Repeat all of the material exactly as given.

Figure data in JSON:
────────
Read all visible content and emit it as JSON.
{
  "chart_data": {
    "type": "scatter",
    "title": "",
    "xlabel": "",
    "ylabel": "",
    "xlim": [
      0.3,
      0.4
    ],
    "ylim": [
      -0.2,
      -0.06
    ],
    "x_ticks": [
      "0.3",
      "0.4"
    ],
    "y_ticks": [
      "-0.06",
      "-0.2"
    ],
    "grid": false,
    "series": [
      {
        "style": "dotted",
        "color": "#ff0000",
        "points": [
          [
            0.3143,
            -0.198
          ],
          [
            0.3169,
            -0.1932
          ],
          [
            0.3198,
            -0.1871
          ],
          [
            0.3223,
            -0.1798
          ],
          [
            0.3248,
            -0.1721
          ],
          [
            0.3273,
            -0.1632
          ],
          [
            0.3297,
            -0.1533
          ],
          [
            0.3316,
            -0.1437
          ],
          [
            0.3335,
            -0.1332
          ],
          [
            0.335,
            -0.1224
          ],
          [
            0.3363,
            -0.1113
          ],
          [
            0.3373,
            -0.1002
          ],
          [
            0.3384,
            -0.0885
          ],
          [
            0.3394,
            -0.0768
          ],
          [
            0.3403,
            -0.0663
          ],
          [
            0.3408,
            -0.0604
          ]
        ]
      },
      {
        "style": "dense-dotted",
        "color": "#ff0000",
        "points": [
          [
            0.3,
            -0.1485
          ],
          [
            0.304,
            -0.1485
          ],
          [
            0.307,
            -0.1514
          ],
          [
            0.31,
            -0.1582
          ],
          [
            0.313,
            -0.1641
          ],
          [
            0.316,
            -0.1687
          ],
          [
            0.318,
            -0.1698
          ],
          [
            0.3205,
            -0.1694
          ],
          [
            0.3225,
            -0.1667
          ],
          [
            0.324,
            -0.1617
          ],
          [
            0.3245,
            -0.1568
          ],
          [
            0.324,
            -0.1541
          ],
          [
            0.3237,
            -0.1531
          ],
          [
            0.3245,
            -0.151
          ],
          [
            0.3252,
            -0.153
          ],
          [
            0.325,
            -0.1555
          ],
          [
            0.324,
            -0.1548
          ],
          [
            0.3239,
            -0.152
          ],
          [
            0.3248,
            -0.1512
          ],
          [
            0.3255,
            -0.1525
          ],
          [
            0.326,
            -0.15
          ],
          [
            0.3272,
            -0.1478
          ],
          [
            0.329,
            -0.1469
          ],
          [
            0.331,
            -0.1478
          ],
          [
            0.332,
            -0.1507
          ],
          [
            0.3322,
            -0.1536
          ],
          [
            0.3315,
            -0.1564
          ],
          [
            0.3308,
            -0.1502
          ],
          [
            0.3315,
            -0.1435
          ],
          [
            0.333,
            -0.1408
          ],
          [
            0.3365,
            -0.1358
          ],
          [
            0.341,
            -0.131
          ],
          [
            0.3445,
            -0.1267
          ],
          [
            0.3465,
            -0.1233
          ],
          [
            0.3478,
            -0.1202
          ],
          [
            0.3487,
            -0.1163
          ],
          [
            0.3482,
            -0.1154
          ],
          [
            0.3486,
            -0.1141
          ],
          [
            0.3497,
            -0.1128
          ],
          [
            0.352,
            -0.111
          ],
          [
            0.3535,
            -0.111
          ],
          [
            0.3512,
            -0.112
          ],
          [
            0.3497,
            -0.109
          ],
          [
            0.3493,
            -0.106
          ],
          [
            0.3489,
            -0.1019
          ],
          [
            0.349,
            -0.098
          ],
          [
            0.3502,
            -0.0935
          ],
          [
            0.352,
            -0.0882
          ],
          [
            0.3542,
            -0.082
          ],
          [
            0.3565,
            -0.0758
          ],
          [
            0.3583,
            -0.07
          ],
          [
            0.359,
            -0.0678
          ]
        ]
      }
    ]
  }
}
────────
Output of the exercise:
Read all visible content and emit it as JSON.
{
  "chart_data": {
    "type": "scatter",
    "title": "",
    "xlabel": "",
    "ylabel": "",
    "xlim": [
      0.3,
      0.4
    ],
    "ylim": [
      -0.2,
      -0.06
    ],
    "x_ticks": [
      "0.3",
      "0.4"
    ],
    "y_ticks": [
      "-0.06",
      "-0.2"
    ],
    "grid": false,
    "series": [
      {
        "style": "dotted",
        "color": "#ff0000",
        "points": [
          [
            0.3143,
            -0.198
          ],
          [
            0.3169,
            -0.1932
          ],
          [
            0.3198,
            -0.1871
          ],
          [
            0.3223,
            -0.1798
          ],
          [
            0.3248,
            -0.1721
          ],
          [
            0.3273,
            -0.1632
          ],
          [
            0.3297,
            -0.1533
          ],
          [
            0.3316,
            -0.1437
          ],
          [
            0.3335,
            -0.1332
          ],
          [
            0.335,
            -0.1224
          ],
          [
            0.3363,
            -0.1113
          ],
          [
            0.3373,
            -0.1002
          ],
          [
            0.3384,
            -0.0885
          ],
          [
            0.3394,
            -0.0768
          ],
          [
            0.3403,
            -0.0663
          ],
          [
            0.3408,
            -0.0604
          ]
        ]
      },
      {
        "style": "dense-dotted",
        "color": "#ff0000",
        "points": [
          [
            0.3,
            -0.1485
          ],
          [
            0.304,
            -0.1485
          ],
          [
            0.307,
            -0.1514
          ],
          [
            0.31,
            -0.1582
          ],
          [
            0.313,
            -0.1641
          ],
          [
            0.316,
            -0.1687
          ],
          [
            0.318,
            -0.1698
          ],
          [
            0.3205,
            -0.1694
          ],
          [
            0.3225,
            -0.1667
          ],
          [
            0.324,
            -0.1617
          ],
          [
            0.3245,
            -0.1568
          ],
          [
            0.324,
            -0.1541
          ],
          [
            0.3237,
            -0.1531
          ],
          [
            0.3245,
            -0.151
          ],
          [
            0.3252,
            -0.153
          ],
          [
            0.325,
            -0.1555
          ],
          [
            0.324,
            -0.1548
          ],
          [
            0.3239,
            -0.152
          ],
          [
            0.3248,
            -0.1512
          ],
          [
            0.3255,
            -0.1525
          ],
          [
            0.326,
            -0.15
          ],
          [
            0.3272,
            -0.1478
          ],
          [
            0.329,
            -0.1469
          ],
          [
            0.331,
            -0.1478
          ],
          [
            0.332,
            -0.1507
          ],
          [
            0.3322,
            -0.1536
          ],
          [
            0.3315,
            -0.1564
          ],
          [
            0.3308,
            -0.1502
          ],
          [
            0.3315,
            -0.1435
          ],
          [
            0.333,
            -0.1408
          ],
          [
            0.3365,
            -0.1358
          ],
          [
            0.341,
            -0.131
          ],
          [
            0.3445,
            -0.1267
          ],
          [
            0.3465,
            -0.1233
          ],
          [
            0.3478,
            -0.1202
          ],
          [
            0.3487,
            -0.1163
          ],
          [
            0.3482,
            -0.1154
          ],
          [
            0.3486,
            -0.1141
          ],
          [
            0.3497,
            -0.1128
          ],
          [
            0.352,
            -0.111
          ],
          [
            0.3535,
            -0.111
          ],
          [
            0.3512,
            -0.112
          ],
          [
            0.3497,
            -0.109
          ],
          [
            0.3493,
            -0.106
          ],
          [
            0.3489,
            -0.1019
          ],
          [
            0.349,
            -0.098
          ],
          [
            0.3502,
            -0.0935
          ],
          [
            0.352,
            -0.0882
          ],
          [
            0.3542,
            -0.082
          ],
          [
            0.3565,
            -0.0758
          ],
          [
            0.3583,
            -0.07
          ],
          [
            0.359,
            -0.0678
          ]
        ]
      }
    ]
  }
}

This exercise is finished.